Requirement: Give the number of lines that contain the string "AviSynth", and nothing else.

Exercise inputs:
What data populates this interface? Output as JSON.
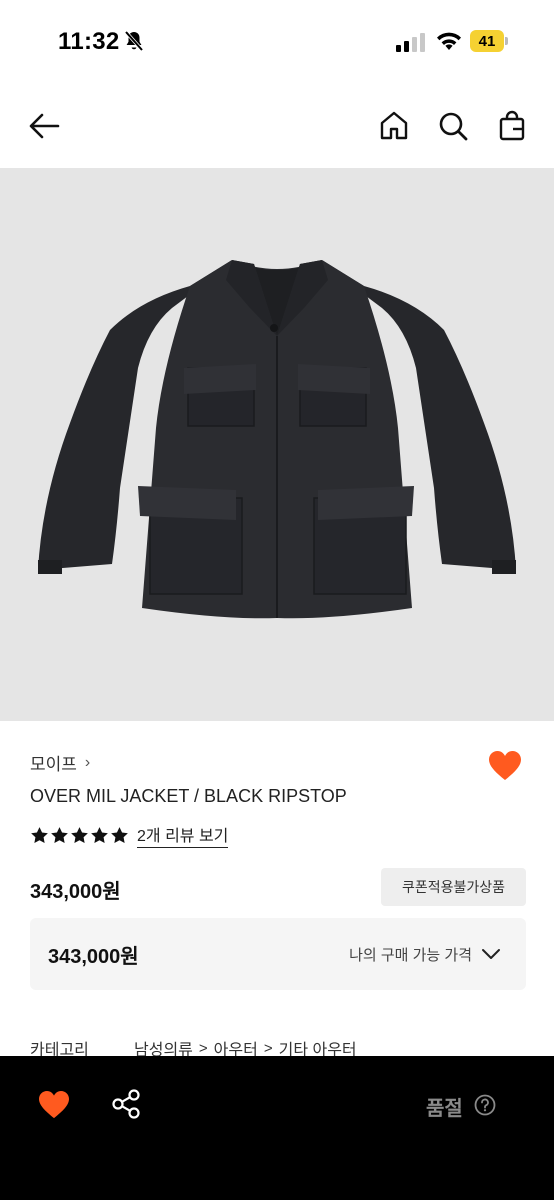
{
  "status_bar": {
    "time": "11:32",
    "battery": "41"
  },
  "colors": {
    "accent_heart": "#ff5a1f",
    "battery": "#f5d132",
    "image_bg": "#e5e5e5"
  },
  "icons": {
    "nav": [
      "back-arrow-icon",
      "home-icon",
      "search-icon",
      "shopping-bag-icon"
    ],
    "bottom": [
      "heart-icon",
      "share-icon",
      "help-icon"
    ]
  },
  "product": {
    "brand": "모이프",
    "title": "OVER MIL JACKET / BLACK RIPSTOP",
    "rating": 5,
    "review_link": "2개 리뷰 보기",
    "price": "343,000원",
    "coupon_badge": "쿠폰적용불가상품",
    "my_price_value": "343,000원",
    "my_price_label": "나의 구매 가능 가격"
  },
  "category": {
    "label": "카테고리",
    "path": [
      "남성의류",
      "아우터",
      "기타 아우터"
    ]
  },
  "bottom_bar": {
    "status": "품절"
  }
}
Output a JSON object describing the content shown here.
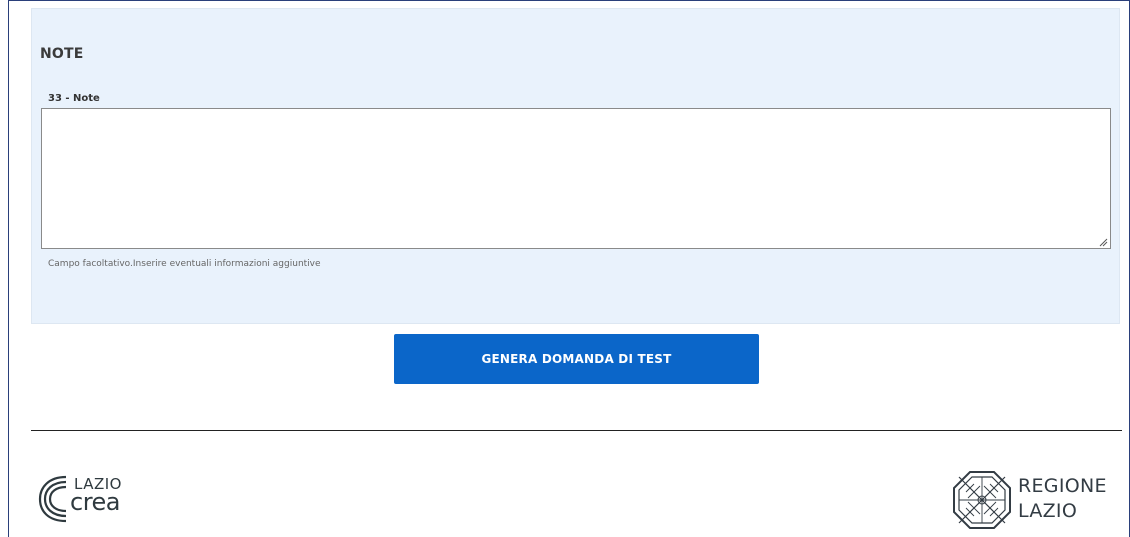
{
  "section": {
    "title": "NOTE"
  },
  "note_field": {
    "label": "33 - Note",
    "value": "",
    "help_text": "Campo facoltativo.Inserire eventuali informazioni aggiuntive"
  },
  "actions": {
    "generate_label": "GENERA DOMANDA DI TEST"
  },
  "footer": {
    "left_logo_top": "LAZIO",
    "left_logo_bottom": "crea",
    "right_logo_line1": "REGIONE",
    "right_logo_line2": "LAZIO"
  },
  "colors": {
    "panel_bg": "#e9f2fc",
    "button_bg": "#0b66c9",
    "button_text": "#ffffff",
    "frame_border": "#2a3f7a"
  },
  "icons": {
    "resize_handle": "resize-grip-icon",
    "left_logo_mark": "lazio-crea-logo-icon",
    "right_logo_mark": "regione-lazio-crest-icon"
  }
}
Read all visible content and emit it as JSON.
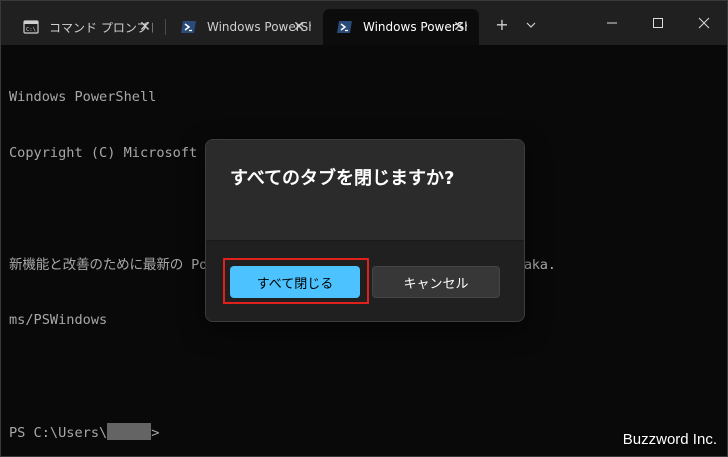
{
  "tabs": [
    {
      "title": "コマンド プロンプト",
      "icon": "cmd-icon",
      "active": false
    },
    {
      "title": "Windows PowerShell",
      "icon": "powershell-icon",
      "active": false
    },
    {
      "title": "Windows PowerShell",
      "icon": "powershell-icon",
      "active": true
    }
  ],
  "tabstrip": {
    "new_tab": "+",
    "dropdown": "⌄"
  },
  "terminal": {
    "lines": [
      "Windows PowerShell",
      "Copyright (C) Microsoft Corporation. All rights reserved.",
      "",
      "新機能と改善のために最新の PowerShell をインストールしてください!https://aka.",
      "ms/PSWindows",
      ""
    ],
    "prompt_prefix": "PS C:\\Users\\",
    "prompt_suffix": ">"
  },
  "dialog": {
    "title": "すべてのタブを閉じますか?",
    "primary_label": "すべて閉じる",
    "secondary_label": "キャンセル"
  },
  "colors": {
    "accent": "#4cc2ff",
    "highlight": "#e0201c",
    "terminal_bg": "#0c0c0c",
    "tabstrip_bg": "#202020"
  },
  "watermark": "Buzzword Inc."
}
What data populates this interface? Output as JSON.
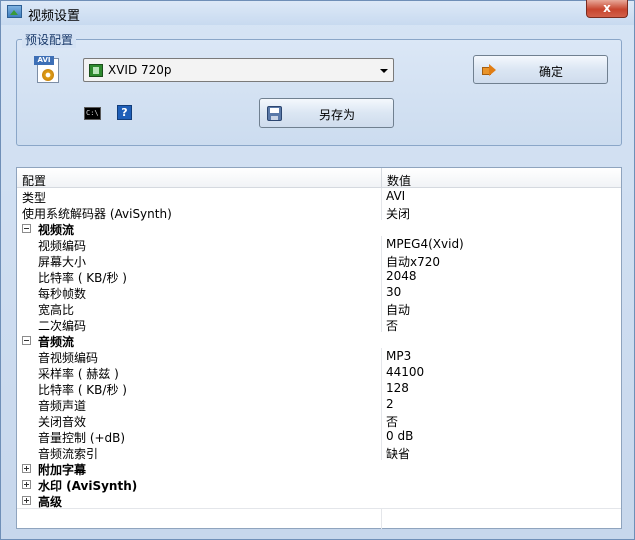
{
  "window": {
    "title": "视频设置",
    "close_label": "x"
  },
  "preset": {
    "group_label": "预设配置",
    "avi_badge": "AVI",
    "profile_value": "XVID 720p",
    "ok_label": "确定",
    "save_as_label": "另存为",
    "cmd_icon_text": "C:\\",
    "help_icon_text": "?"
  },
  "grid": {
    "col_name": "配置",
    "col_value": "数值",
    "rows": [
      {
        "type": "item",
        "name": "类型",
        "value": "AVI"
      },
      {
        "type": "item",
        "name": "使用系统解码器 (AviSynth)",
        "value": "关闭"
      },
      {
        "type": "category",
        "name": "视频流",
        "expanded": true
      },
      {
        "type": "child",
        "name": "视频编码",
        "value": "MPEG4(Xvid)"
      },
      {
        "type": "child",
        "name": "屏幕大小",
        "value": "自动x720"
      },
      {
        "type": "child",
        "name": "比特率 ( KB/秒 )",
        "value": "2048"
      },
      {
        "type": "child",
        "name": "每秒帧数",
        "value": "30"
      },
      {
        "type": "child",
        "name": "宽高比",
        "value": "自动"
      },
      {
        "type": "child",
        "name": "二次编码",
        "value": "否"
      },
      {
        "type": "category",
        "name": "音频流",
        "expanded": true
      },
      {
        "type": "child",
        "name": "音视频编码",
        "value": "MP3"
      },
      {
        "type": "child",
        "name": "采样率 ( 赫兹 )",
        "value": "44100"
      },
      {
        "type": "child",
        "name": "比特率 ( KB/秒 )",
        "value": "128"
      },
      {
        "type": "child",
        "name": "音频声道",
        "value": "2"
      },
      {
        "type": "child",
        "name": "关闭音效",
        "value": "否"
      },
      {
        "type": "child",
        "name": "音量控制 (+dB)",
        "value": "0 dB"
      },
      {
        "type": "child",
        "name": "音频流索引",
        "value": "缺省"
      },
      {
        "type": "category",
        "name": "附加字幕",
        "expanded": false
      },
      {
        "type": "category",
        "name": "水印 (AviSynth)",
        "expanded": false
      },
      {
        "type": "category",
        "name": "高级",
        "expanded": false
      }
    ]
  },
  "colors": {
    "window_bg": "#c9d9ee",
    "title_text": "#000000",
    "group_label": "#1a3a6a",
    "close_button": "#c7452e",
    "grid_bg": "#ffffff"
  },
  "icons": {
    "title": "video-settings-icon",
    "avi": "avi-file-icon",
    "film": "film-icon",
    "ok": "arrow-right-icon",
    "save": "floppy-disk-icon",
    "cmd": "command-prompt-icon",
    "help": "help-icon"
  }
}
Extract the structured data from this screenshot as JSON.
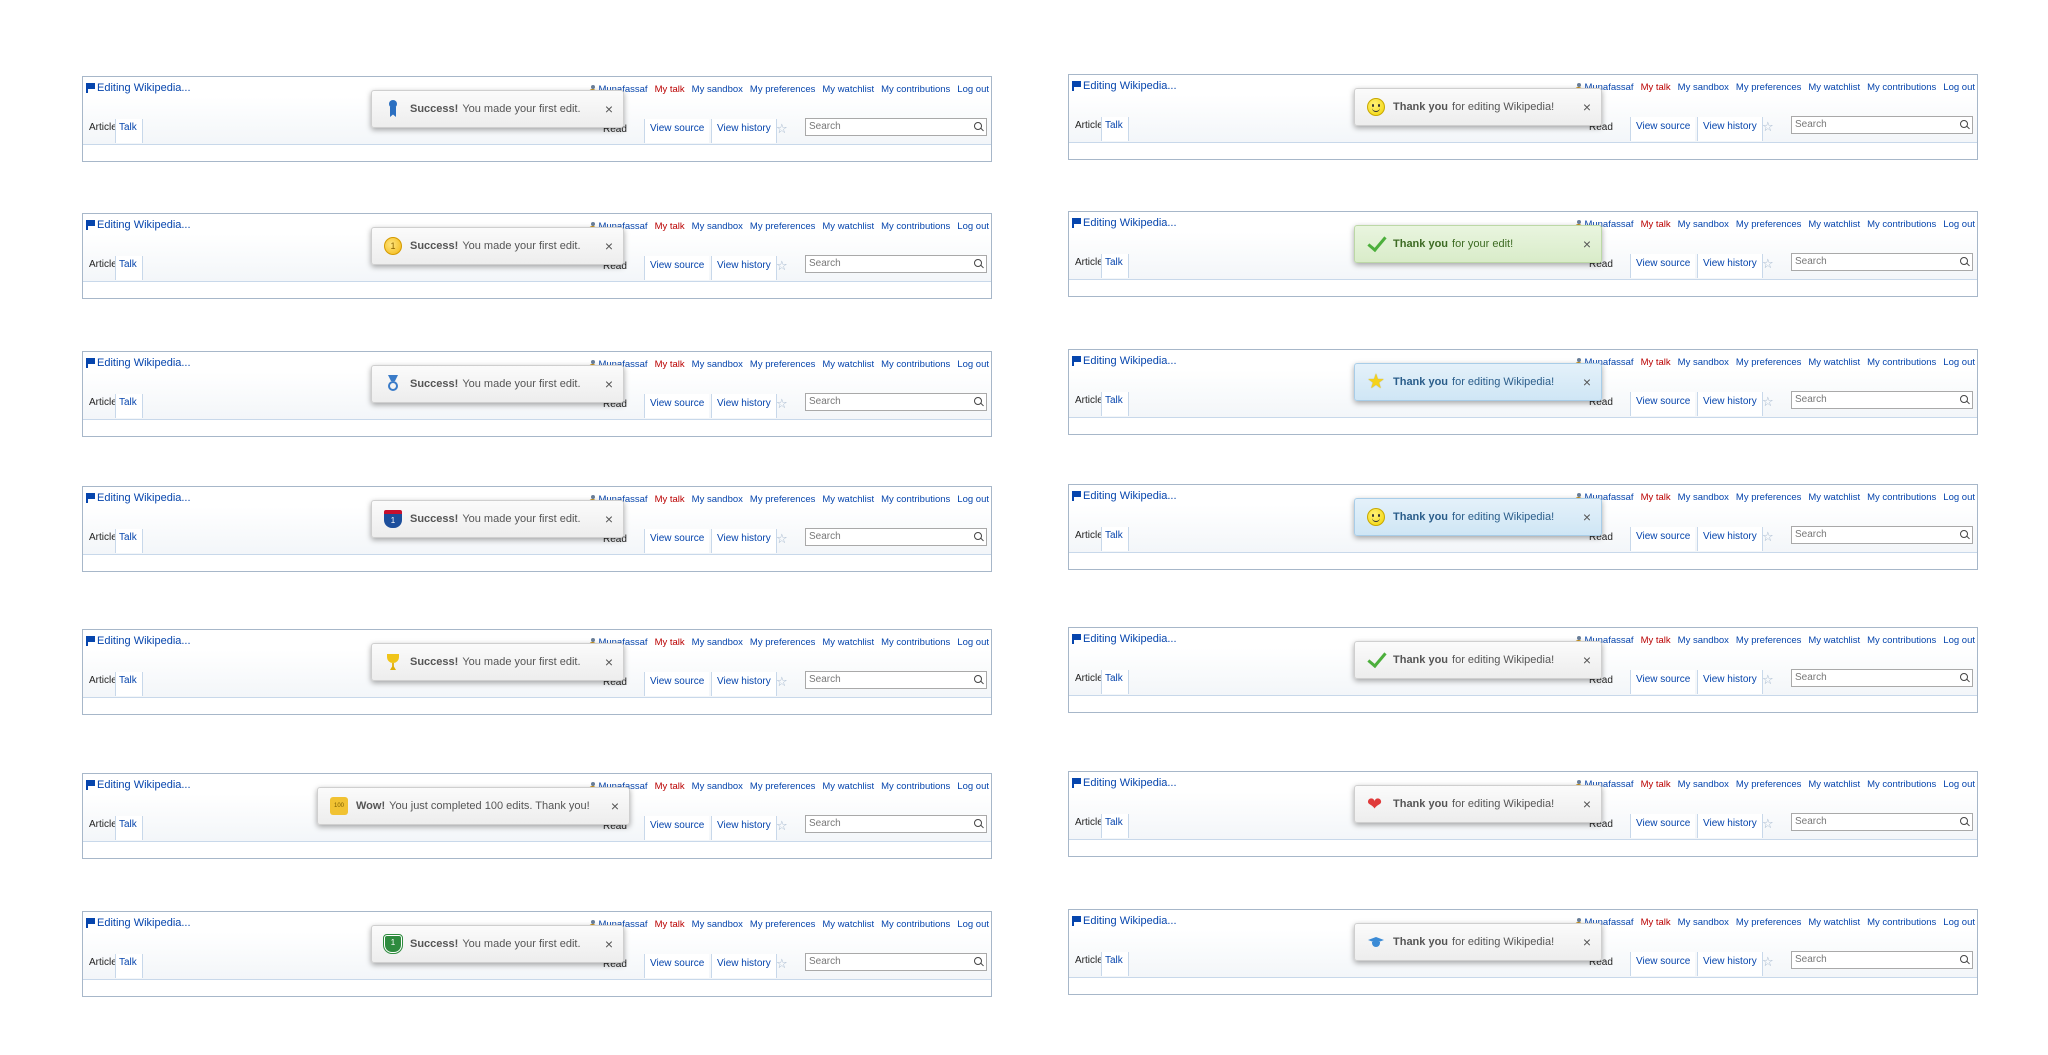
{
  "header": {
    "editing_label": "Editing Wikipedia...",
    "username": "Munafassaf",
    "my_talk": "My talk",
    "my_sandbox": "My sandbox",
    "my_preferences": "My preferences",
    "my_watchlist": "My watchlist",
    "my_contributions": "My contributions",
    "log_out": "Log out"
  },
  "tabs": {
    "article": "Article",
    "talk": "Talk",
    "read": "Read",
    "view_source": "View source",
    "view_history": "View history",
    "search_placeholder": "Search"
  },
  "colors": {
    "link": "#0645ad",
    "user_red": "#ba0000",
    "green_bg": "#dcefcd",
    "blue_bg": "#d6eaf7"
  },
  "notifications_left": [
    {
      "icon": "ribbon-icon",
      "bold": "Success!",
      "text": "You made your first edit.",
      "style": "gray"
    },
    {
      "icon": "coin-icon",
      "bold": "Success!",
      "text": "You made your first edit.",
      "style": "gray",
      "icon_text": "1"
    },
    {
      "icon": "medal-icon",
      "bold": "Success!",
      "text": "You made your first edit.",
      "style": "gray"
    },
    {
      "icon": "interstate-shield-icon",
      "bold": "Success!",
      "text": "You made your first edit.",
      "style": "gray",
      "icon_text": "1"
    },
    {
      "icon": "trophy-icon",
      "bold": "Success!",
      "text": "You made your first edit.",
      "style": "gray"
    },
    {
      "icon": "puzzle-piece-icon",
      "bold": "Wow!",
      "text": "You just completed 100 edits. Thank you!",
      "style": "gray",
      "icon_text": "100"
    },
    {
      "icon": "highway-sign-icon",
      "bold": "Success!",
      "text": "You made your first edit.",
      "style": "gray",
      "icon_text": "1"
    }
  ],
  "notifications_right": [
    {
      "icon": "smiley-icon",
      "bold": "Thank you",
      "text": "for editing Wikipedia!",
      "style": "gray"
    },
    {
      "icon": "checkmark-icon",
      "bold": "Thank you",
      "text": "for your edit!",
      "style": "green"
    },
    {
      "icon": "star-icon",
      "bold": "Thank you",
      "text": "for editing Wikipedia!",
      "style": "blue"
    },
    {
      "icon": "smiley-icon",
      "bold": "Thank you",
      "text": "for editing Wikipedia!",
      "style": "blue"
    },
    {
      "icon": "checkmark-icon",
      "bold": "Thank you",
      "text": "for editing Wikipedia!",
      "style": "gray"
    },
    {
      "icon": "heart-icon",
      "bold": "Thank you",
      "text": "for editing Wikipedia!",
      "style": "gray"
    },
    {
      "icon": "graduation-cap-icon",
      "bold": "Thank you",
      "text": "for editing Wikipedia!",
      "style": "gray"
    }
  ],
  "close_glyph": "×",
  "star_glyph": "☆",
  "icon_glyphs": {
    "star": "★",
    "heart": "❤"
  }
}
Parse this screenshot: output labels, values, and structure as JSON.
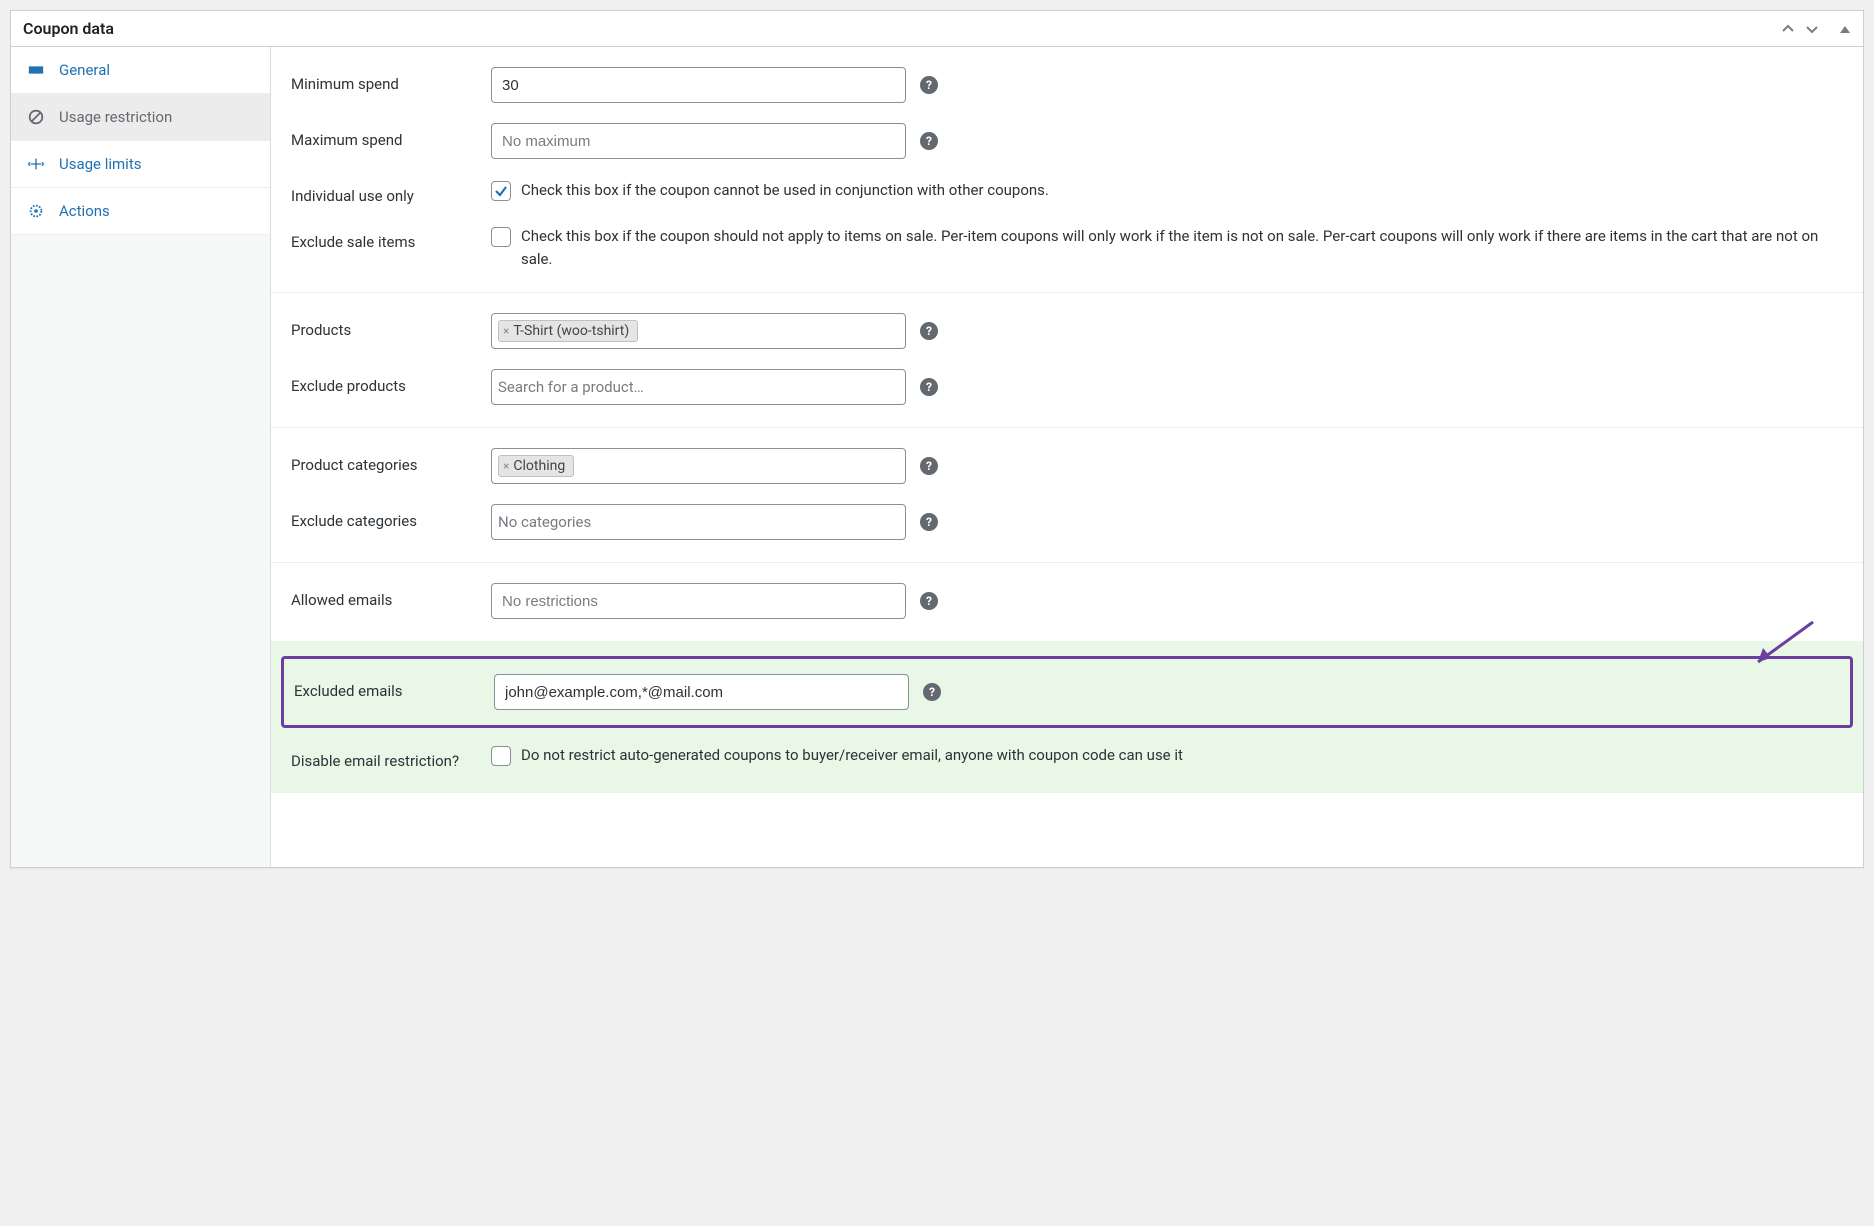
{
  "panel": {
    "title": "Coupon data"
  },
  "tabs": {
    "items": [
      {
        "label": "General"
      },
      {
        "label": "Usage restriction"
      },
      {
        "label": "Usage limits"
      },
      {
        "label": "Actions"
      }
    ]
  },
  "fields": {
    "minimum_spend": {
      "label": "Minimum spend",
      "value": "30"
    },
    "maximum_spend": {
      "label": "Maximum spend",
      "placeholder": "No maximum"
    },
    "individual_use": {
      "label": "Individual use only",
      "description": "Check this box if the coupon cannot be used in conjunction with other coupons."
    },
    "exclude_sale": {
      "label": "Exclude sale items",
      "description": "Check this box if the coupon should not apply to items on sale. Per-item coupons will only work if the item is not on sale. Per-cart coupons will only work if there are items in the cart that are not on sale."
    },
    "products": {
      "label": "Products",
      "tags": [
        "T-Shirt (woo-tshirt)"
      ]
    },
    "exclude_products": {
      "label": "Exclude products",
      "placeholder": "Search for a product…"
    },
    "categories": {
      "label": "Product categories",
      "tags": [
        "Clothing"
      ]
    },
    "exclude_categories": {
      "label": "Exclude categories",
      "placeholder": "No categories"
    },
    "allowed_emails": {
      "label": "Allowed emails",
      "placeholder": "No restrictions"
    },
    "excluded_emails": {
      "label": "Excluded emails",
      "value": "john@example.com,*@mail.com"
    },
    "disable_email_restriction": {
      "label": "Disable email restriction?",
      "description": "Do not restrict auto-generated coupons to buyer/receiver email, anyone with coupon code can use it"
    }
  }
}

Exercise solution: 2